TASK GOAL:
Exactly repeat the material, dropping only the pictures.

——————

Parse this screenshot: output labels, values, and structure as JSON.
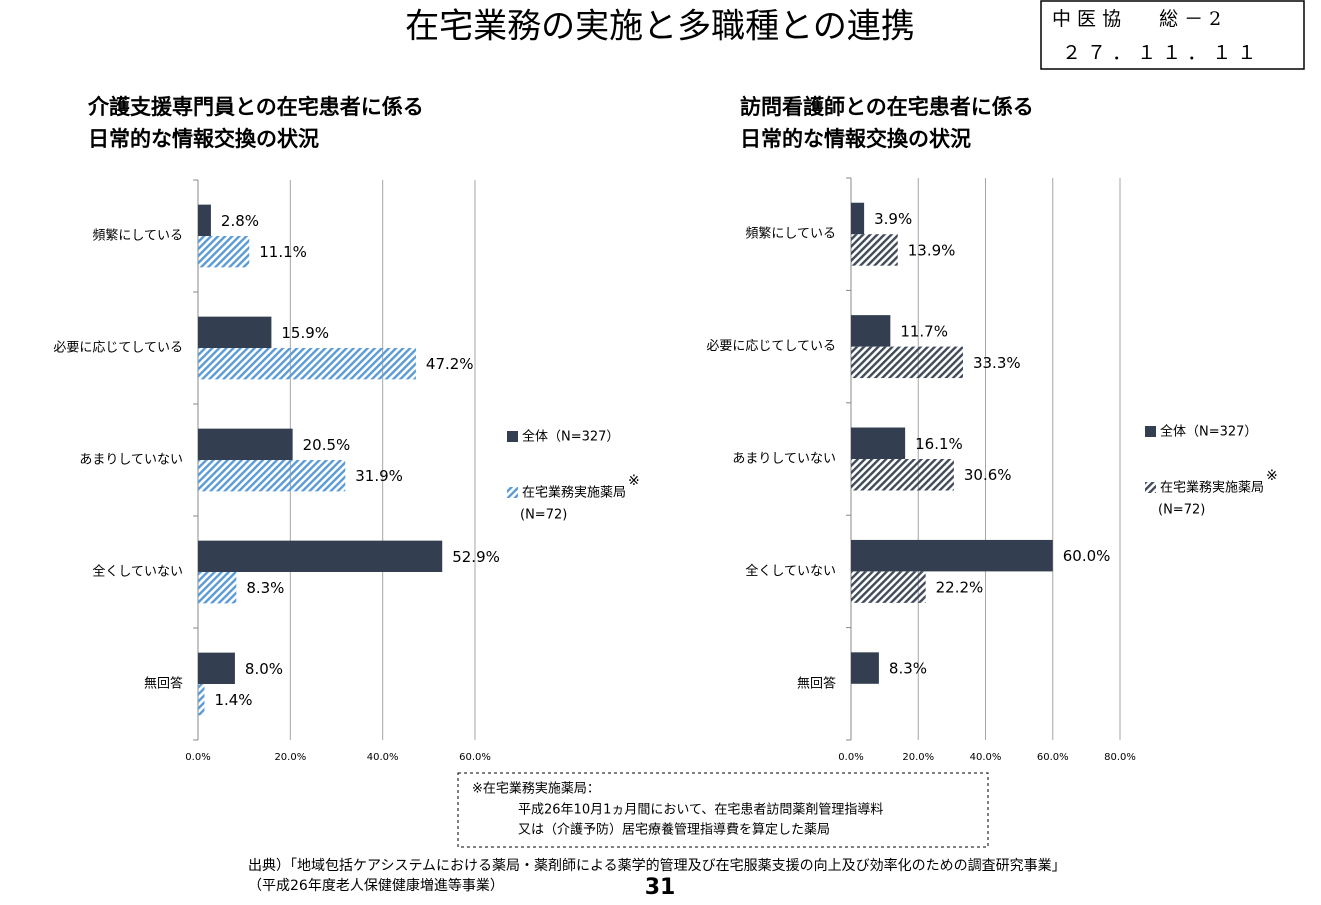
{
  "slide": {
    "title": "在宅業務の実施と多職種との連携",
    "doc_id": [
      "中 医 協　　総 － 2",
      "２ ７ ． １ １ ． １ １"
    ],
    "note": [
      "※在宅業務実施薬局：",
      "平成26年10月1ヵ月間において、在宅患者訪問薬剤管理指導料",
      "又は（介護予防）居宅療養管理指導費を算定した薬局"
    ],
    "source": [
      "出典）「地域包括ケアシステムにおける薬局・薬剤師による薬学的管理及び在宅服薬支援の向上及び効率化のための調査研究事業」",
      "（平成26年度老人保健健康増進等事業）"
    ],
    "page_number": "31"
  },
  "chart_data": [
    {
      "type": "bar",
      "orientation": "horizontal",
      "title": [
        "介護支援専門員との在宅患者に係る",
        "日常的な情報交換の状況"
      ],
      "categories": [
        "頻繁にしている",
        "必要に応じてしている",
        "あまりしていない",
        "全くしていない",
        "無回答"
      ],
      "series": [
        {
          "name": "全体（N=327）",
          "color": "#333f50",
          "pattern": "solid",
          "values": [
            2.8,
            15.9,
            20.5,
            52.9,
            8.0
          ],
          "value_labels": [
            "2.8%",
            "15.9%",
            "20.5%",
            "52.9%",
            "8.0%"
          ]
        },
        {
          "name": "在宅業務実施薬局",
          "name_mark": "※",
          "sample": "(N=72)",
          "color": "#5b9bd5",
          "pattern": "hatch",
          "values": [
            11.1,
            47.2,
            31.9,
            8.3,
            1.4
          ],
          "value_labels": [
            "11.1%",
            "47.2%",
            "31.9%",
            "8.3%",
            "1.4%"
          ]
        }
      ],
      "xlim": [
        0,
        60
      ],
      "xticks": [
        {
          "value": 0,
          "label": "0.0%"
        },
        {
          "value": 20,
          "label": "20.0%"
        },
        {
          "value": 40,
          "label": "40.0%"
        },
        {
          "value": 60,
          "label": "60.0%"
        }
      ],
      "grid": true
    },
    {
      "type": "bar",
      "orientation": "horizontal",
      "title": [
        "訪問看護師との在宅患者に係る",
        "日常的な情報交換の状況"
      ],
      "categories": [
        "頻繁にしている",
        "必要に応じてしている",
        "あまりしていない",
        "全くしていない",
        "無回答"
      ],
      "series": [
        {
          "name": "全体（N=327）",
          "color": "#333f50",
          "pattern": "solid",
          "values": [
            3.9,
            11.7,
            16.1,
            60.0,
            8.3
          ],
          "value_labels": [
            "3.9%",
            "11.7%",
            "16.1%",
            "60.0%",
            "8.3%"
          ]
        },
        {
          "name": "在宅業務実施薬局",
          "name_mark": "※",
          "sample": "(N=72)",
          "color": "#404a5a",
          "pattern": "hatch",
          "values": [
            13.9,
            33.3,
            30.6,
            22.2,
            null
          ],
          "value_labels": [
            "13.9%",
            "33.3%",
            "30.6%",
            "22.2%",
            null
          ]
        }
      ],
      "xlim": [
        0,
        80
      ],
      "xticks": [
        {
          "value": 0,
          "label": "0.0%"
        },
        {
          "value": 20,
          "label": "20.0%"
        },
        {
          "value": 40,
          "label": "40.0%"
        },
        {
          "value": 60,
          "label": "60.0%"
        },
        {
          "value": 80,
          "label": "80.0%"
        }
      ],
      "grid": true
    }
  ]
}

——————

RESPONSE:
Parse this screenshot: output labels, values, and structure as JSON.
{
  "slide": {
    "title": "在宅業務の実施と多職種との連携",
    "doc_id": [
      "中 医 協　　総 － 2",
      "２ ７ ． １ １ ． １ １"
    ],
    "note": [
      "※在宅業務実施薬局：",
      "平成26年10月1ヵ月間において、在宅患者訪問薬剤管理指導料",
      "又は（介護予防）居宅療養管理指導費を算定した薬局"
    ],
    "source": [
      "出典）「地域包括ケアシステムにおける薬局・薬剤師による薬学的管理及び在宅服薬支援の向上及び効率化のための調査研究事業」",
      "（平成26年度老人保健健康増進等事業）"
    ],
    "page_number": "31"
  },
  "chart_data": [
    {
      "type": "bar",
      "orientation": "horizontal",
      "title": [
        "介護支援専門員との在宅患者に係る",
        "日常的な情報交換の状況"
      ],
      "categories": [
        "頻繁にしている",
        "必要に応じてしている",
        "あまりしていない",
        "全くしていない",
        "無回答"
      ],
      "series": [
        {
          "name": "全体（N=327）",
          "color": "#333f50",
          "pattern": "solid",
          "values": [
            2.8,
            15.9,
            20.5,
            52.9,
            8.0
          ],
          "value_labels": [
            "2.8%",
            "15.9%",
            "20.5%",
            "52.9%",
            "8.0%"
          ]
        },
        {
          "name": "在宅業務実施薬局",
          "name_mark": "※",
          "sample": "(N=72)",
          "color": "#5b9bd5",
          "pattern": "hatch",
          "values": [
            11.1,
            47.2,
            31.9,
            8.3,
            1.4
          ],
          "value_labels": [
            "11.1%",
            "47.2%",
            "31.9%",
            "8.3%",
            "1.4%"
          ]
        }
      ],
      "xlim": [
        0,
        60
      ],
      "xticks": [
        {
          "value": 0,
          "label": "0.0%"
        },
        {
          "value": 20,
          "label": "20.0%"
        },
        {
          "value": 40,
          "label": "40.0%"
        },
        {
          "value": 60,
          "label": "60.0%"
        }
      ],
      "grid": true
    },
    {
      "type": "bar",
      "orientation": "horizontal",
      "title": [
        "訪問看護師との在宅患者に係る",
        "日常的な情報交換の状況"
      ],
      "categories": [
        "頻繁にしている",
        "必要に応じてしている",
        "あまりしていない",
        "全くしていない",
        "無回答"
      ],
      "series": [
        {
          "name": "全体（N=327）",
          "color": "#333f50",
          "pattern": "solid",
          "values": [
            3.9,
            11.7,
            16.1,
            60.0,
            8.3
          ],
          "value_labels": [
            "3.9%",
            "11.7%",
            "16.1%",
            "60.0%",
            "8.3%"
          ]
        },
        {
          "name": "在宅業務実施薬局",
          "name_mark": "※",
          "sample": "(N=72)",
          "color": "#404a5a",
          "pattern": "hatch",
          "values": [
            13.9,
            33.3,
            30.6,
            22.2,
            null
          ],
          "value_labels": [
            "13.9%",
            "33.3%",
            "30.6%",
            "22.2%",
            null
          ]
        }
      ],
      "xlim": [
        0,
        80
      ],
      "xticks": [
        {
          "value": 0,
          "label": "0.0%"
        },
        {
          "value": 20,
          "label": "20.0%"
        },
        {
          "value": 40,
          "label": "40.0%"
        },
        {
          "value": 60,
          "label": "60.0%"
        },
        {
          "value": 80,
          "label": "80.0%"
        }
      ],
      "grid": true
    }
  ]
}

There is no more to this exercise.